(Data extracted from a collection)
▬▬▬
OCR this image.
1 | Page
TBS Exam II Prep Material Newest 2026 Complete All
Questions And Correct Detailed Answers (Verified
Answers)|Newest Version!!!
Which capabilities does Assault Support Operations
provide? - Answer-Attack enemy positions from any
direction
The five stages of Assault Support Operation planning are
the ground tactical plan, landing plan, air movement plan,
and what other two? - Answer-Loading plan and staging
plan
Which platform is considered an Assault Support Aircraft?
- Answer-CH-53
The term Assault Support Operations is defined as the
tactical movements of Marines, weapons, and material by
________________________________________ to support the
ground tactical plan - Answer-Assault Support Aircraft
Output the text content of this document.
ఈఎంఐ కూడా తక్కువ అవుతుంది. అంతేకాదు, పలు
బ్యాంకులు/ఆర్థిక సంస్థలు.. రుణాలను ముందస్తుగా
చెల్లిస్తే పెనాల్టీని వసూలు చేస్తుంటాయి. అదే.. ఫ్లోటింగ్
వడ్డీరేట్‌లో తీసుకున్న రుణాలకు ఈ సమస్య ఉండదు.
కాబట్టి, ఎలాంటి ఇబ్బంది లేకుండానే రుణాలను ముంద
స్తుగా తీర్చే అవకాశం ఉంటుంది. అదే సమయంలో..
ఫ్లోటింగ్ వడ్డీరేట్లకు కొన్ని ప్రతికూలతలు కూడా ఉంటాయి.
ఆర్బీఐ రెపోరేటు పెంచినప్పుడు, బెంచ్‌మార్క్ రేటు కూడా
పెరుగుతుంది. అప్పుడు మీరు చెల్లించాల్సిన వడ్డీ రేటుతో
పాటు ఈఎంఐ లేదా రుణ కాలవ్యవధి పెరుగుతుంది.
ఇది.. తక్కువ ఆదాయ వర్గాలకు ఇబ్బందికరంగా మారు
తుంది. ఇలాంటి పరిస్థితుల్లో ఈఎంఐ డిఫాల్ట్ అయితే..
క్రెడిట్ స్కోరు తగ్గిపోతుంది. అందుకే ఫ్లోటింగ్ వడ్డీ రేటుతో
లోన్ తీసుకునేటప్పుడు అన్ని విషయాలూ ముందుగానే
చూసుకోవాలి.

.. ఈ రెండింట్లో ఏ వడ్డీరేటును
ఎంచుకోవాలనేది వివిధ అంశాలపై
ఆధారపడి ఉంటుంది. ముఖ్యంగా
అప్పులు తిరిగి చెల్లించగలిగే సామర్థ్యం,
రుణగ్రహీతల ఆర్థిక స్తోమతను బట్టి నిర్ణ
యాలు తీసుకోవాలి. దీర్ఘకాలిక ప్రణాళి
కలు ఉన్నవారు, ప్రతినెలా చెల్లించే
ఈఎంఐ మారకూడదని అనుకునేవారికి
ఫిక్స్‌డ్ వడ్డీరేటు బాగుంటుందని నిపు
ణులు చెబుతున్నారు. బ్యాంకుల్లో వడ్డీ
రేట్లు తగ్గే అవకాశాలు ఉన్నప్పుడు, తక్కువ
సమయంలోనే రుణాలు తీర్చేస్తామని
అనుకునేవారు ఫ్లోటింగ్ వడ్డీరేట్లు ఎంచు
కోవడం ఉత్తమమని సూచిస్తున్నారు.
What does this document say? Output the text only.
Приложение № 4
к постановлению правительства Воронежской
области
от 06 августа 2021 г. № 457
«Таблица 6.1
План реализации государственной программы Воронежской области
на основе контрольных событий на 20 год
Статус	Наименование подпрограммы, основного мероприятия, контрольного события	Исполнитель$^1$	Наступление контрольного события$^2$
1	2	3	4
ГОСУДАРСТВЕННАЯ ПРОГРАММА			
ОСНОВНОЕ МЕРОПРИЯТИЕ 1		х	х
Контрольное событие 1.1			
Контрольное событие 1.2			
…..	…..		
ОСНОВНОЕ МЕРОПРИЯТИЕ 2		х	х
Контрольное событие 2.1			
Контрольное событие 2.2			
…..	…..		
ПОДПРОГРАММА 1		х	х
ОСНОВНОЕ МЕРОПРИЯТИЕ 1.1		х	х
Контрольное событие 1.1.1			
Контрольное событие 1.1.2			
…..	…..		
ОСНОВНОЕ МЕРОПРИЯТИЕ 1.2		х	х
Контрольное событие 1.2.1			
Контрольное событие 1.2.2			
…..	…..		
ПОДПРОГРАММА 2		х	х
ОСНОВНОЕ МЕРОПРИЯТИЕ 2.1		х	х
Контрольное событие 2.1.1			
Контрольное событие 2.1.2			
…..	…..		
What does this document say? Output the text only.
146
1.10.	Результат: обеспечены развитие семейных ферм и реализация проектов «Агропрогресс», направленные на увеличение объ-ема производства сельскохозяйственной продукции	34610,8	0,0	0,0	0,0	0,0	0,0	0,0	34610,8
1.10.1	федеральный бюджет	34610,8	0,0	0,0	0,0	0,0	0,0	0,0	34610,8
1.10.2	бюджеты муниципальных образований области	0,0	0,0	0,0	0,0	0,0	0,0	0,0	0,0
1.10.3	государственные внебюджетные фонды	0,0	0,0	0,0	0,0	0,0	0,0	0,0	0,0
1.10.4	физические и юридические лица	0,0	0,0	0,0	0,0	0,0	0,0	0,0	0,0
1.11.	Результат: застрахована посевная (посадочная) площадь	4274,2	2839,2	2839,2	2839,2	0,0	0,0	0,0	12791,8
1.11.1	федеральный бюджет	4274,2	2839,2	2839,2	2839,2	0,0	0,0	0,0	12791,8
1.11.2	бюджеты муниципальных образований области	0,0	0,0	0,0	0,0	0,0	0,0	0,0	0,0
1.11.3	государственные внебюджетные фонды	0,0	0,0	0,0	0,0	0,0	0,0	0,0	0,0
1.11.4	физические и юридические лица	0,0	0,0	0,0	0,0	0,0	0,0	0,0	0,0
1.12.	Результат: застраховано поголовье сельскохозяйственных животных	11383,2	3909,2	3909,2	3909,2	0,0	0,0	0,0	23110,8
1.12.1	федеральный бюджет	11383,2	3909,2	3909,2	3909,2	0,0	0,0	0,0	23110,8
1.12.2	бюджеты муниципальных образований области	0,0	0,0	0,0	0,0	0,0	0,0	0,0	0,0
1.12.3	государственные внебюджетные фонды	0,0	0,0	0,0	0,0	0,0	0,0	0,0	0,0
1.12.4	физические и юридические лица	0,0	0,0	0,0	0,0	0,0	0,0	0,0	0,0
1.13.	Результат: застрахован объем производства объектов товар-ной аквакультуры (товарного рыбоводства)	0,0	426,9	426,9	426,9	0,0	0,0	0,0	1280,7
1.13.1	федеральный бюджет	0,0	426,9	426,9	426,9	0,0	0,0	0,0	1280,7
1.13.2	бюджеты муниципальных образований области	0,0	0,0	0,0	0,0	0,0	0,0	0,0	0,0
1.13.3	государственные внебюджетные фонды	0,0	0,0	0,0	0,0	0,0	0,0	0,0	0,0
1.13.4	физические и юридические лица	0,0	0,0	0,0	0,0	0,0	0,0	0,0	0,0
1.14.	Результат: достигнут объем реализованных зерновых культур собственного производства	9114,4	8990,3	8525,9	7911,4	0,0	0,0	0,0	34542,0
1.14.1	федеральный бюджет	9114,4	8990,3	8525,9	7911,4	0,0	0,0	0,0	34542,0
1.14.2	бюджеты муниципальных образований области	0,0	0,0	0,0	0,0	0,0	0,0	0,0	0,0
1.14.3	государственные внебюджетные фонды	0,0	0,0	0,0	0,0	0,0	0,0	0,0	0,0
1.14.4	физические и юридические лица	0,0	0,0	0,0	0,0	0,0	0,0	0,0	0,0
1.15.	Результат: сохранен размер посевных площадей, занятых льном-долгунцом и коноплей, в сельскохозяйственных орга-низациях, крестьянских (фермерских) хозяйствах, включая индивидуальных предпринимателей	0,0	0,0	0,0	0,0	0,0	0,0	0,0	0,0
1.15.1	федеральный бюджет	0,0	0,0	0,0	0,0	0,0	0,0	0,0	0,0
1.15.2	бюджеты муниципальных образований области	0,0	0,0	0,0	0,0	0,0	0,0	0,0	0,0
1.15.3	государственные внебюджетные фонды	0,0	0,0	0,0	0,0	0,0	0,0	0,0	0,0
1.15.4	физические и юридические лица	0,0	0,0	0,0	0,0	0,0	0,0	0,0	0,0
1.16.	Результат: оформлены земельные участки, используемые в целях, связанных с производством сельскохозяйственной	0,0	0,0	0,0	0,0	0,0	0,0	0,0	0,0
▬▬▬
# WORK TO COMPLETE
From the listing above, copy every line that includes the word "Assault".

# RESPONSE
Which capabilities does Assault Support Operations
The five stages of Assault Support Operation planning are
Which platform is considered an Assault Support Aircraft?
The term Assault Support Operations is defined as the
ground tactical plan - Answer-Assault Support Aircraft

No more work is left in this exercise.